Dataset entries on figures:

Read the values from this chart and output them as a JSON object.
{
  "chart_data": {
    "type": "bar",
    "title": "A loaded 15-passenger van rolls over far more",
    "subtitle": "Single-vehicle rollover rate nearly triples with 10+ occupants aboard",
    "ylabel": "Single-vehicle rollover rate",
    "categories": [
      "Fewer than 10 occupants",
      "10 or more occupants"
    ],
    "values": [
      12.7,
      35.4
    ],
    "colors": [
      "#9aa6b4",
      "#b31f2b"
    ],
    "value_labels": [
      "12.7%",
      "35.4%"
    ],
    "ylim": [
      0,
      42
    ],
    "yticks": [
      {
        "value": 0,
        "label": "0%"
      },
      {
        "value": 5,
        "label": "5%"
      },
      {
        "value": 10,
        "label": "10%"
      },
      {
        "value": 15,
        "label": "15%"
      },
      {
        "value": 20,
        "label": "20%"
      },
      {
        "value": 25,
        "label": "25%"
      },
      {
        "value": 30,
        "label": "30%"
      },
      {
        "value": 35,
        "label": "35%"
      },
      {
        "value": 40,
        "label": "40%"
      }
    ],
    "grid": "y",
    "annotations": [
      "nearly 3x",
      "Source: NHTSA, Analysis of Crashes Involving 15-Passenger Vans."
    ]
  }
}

Aim
Repeat each record exactly. Omit nothing.

Full response
Read the values from this chart and output them as a JSON object.
{
  "chart_data": {
    "type": "bar",
    "title": "A loaded 15-passenger van rolls over far more",
    "subtitle": "Single-vehicle rollover rate nearly triples with 10+ occupants aboard",
    "ylabel": "Single-vehicle rollover rate",
    "categories": [
      "Fewer than 10 occupants",
      "10 or more occupants"
    ],
    "values": [
      12.7,
      35.4
    ],
    "colors": [
      "#9aa6b4",
      "#b31f2b"
    ],
    "value_labels": [
      "12.7%",
      "35.4%"
    ],
    "ylim": [
      0,
      42
    ],
    "yticks": [
      {
        "value": 0,
        "label": "0%"
      },
      {
        "value": 5,
        "label": "5%"
      },
      {
        "value": 10,
        "label": "10%"
      },
      {
        "value": 15,
        "label": "15%"
      },
      {
        "value": 20,
        "label": "20%"
      },
      {
        "value": 25,
        "label": "25%"
      },
      {
        "value": 30,
        "label": "30%"
      },
      {
        "value": 35,
        "label": "35%"
      },
      {
        "value": 40,
        "label": "40%"
      }
    ],
    "grid": "y",
    "annotations": [
      "nearly 3x",
      "Source: NHTSA, Analysis of Crashes Involving 15-Passenger Vans."
    ]
  }
}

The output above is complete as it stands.